* _Source records_

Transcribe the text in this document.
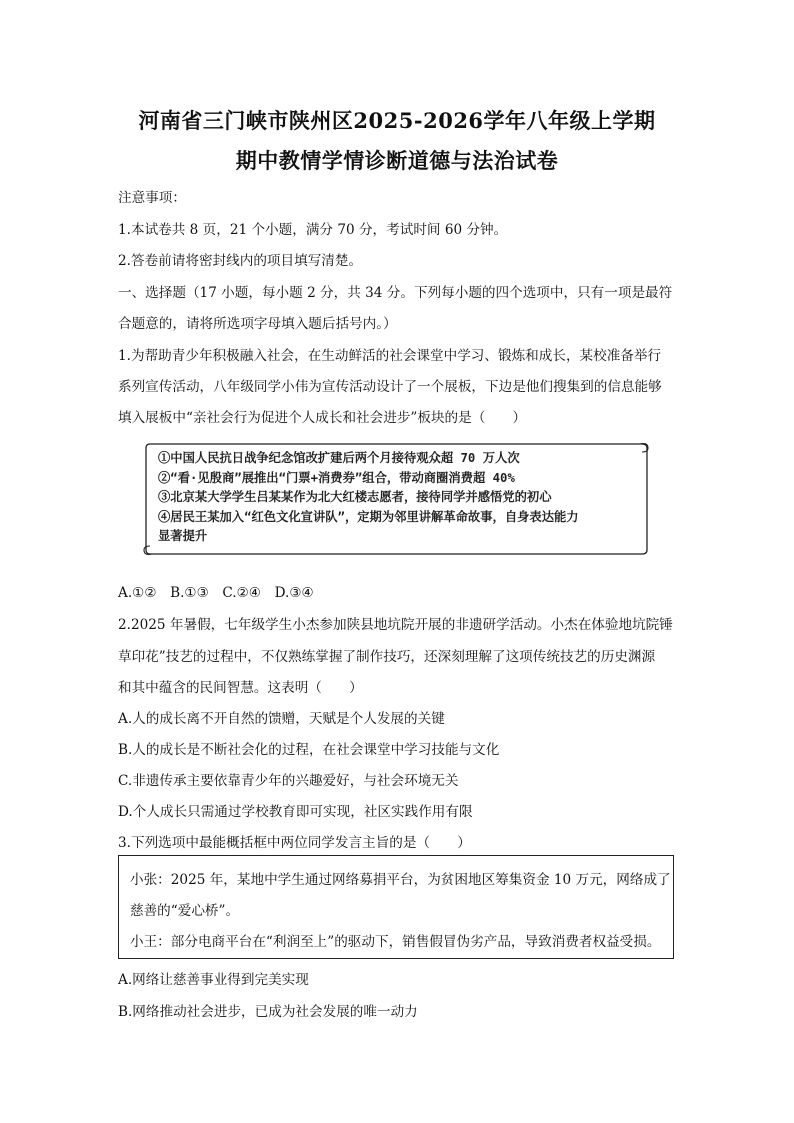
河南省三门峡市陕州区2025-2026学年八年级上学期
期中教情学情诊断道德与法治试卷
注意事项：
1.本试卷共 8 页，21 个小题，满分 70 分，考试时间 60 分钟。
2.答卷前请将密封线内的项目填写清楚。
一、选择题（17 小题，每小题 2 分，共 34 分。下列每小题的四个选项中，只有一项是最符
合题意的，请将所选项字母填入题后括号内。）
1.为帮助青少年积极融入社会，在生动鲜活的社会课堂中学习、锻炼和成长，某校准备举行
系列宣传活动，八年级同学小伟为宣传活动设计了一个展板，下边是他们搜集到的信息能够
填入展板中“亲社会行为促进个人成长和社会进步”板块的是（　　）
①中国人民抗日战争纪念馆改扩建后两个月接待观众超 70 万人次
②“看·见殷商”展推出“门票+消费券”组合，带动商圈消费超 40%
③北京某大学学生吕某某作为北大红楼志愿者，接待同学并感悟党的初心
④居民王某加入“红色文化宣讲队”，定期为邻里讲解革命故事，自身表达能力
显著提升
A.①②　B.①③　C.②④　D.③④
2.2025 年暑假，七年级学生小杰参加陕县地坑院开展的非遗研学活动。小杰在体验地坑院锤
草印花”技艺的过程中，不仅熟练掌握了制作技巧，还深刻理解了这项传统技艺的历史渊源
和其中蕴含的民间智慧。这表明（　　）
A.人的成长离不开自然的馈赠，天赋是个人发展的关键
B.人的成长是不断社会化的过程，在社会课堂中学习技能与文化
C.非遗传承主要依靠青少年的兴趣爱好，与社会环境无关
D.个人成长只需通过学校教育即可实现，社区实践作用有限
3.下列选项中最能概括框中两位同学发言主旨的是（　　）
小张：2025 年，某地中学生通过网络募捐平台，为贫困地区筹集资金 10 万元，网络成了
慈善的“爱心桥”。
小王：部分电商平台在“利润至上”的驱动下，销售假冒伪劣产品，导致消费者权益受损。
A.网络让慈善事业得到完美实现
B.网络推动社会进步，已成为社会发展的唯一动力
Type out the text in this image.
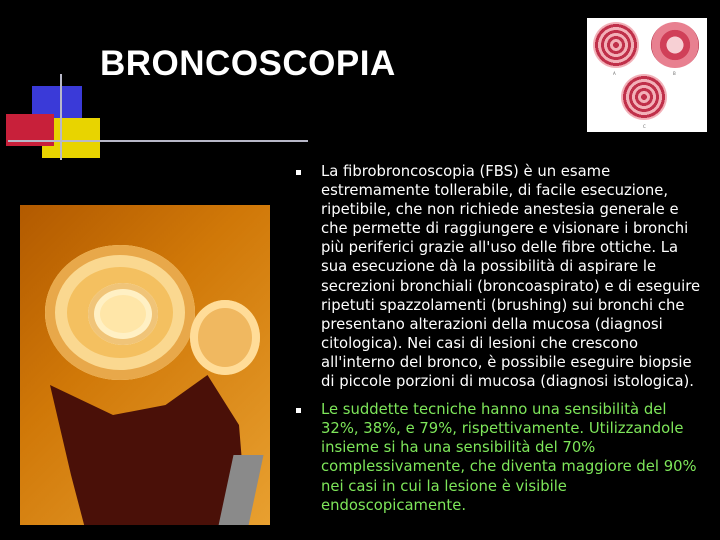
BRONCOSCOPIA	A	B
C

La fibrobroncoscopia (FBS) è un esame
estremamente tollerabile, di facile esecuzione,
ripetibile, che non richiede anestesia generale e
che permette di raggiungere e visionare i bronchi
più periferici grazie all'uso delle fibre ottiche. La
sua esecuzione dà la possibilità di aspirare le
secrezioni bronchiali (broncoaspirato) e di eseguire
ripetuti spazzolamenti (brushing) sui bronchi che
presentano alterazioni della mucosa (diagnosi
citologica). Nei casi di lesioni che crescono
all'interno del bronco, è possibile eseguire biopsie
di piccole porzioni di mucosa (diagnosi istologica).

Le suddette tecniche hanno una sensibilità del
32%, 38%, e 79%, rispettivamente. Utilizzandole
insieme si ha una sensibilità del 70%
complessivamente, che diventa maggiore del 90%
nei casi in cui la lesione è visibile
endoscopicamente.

==

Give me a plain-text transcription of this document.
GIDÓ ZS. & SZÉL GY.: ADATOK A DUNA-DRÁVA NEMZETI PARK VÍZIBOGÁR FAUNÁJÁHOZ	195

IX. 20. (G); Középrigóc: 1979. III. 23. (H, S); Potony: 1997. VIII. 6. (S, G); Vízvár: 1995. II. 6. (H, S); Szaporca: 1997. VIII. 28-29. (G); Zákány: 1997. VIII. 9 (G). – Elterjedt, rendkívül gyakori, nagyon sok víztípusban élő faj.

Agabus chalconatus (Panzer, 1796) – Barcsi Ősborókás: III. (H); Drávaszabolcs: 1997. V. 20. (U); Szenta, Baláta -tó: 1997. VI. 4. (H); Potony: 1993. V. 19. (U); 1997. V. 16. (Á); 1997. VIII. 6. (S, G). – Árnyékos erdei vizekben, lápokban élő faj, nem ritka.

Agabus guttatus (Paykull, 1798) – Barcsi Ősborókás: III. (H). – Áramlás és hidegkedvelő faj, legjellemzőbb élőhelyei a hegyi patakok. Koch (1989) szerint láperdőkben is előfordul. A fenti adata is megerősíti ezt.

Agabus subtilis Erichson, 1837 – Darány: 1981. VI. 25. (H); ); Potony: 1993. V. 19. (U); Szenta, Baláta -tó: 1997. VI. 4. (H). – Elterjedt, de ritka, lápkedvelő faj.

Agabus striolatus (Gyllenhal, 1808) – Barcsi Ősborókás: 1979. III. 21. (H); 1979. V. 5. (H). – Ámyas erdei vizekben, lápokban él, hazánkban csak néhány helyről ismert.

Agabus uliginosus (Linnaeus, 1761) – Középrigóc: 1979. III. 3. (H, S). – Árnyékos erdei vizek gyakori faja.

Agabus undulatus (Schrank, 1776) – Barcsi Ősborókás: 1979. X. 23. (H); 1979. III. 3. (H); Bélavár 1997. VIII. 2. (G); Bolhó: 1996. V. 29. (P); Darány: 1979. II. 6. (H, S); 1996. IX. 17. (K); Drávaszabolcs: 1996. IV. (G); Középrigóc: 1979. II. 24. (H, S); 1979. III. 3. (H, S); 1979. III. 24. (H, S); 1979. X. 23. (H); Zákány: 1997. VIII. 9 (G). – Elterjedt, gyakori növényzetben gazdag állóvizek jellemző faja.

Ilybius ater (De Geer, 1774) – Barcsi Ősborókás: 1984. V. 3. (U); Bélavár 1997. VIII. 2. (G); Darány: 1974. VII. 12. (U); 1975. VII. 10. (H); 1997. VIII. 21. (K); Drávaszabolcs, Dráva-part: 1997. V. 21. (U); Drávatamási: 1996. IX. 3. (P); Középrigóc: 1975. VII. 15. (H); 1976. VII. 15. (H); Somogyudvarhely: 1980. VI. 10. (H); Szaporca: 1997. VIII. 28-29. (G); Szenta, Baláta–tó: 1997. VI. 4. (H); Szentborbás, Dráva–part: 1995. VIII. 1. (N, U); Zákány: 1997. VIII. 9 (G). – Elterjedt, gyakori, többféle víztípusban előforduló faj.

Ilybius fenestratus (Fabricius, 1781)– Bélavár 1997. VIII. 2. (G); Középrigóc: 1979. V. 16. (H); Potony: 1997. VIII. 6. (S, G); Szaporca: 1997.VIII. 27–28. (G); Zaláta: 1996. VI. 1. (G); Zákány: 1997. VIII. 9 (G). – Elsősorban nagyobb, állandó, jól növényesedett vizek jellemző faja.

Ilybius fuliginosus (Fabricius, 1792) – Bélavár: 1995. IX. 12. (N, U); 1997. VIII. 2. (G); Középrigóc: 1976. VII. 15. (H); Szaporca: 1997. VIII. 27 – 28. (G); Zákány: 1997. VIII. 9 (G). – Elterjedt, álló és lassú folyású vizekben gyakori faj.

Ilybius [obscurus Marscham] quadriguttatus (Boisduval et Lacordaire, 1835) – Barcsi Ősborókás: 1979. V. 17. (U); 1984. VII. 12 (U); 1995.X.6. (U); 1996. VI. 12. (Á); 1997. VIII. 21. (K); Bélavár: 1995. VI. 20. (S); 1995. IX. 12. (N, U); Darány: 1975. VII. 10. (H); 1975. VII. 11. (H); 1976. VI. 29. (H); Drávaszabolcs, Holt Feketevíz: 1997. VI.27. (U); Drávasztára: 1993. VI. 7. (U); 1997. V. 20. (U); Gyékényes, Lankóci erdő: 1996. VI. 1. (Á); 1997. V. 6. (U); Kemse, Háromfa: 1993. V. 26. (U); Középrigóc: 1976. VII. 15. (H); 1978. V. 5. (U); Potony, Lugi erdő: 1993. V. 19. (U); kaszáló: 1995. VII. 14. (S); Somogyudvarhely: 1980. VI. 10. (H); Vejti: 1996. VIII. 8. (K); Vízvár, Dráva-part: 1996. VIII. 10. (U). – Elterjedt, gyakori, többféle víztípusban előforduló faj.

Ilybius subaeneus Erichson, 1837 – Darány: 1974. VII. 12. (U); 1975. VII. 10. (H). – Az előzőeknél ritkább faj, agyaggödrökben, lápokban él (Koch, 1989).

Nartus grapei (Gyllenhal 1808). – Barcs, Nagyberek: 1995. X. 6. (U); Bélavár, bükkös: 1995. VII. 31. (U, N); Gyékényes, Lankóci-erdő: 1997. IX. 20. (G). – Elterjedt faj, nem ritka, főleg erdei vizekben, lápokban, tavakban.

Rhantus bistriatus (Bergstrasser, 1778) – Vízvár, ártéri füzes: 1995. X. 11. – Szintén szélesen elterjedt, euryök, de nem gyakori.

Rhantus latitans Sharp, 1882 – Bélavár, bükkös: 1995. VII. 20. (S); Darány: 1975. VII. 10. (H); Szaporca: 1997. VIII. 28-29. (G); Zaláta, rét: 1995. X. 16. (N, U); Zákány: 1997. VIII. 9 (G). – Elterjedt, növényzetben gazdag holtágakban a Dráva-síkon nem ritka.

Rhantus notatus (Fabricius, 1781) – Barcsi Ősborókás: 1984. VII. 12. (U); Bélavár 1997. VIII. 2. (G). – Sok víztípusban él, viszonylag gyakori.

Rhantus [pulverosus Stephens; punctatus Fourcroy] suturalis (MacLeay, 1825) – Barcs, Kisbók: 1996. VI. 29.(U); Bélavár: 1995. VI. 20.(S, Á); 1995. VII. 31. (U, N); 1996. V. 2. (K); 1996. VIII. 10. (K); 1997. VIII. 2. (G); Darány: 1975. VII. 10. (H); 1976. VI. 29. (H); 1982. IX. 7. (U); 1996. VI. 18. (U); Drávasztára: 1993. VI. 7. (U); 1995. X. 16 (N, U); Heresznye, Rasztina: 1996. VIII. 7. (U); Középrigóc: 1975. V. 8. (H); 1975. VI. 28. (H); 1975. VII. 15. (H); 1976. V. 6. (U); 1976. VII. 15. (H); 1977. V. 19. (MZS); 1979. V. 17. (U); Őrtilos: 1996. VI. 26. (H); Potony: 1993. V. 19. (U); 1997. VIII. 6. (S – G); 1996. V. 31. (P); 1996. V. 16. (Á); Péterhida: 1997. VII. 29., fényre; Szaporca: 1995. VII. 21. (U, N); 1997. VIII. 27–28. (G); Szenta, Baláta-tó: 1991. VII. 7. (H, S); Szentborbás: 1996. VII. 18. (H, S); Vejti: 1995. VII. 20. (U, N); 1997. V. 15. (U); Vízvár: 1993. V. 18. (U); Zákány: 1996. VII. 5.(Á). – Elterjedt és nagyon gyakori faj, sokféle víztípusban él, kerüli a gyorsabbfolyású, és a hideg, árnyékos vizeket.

* _Short problem_
State the count of lines holding the string "this" in the listing above, and nothing else.

* _Output of the task_
3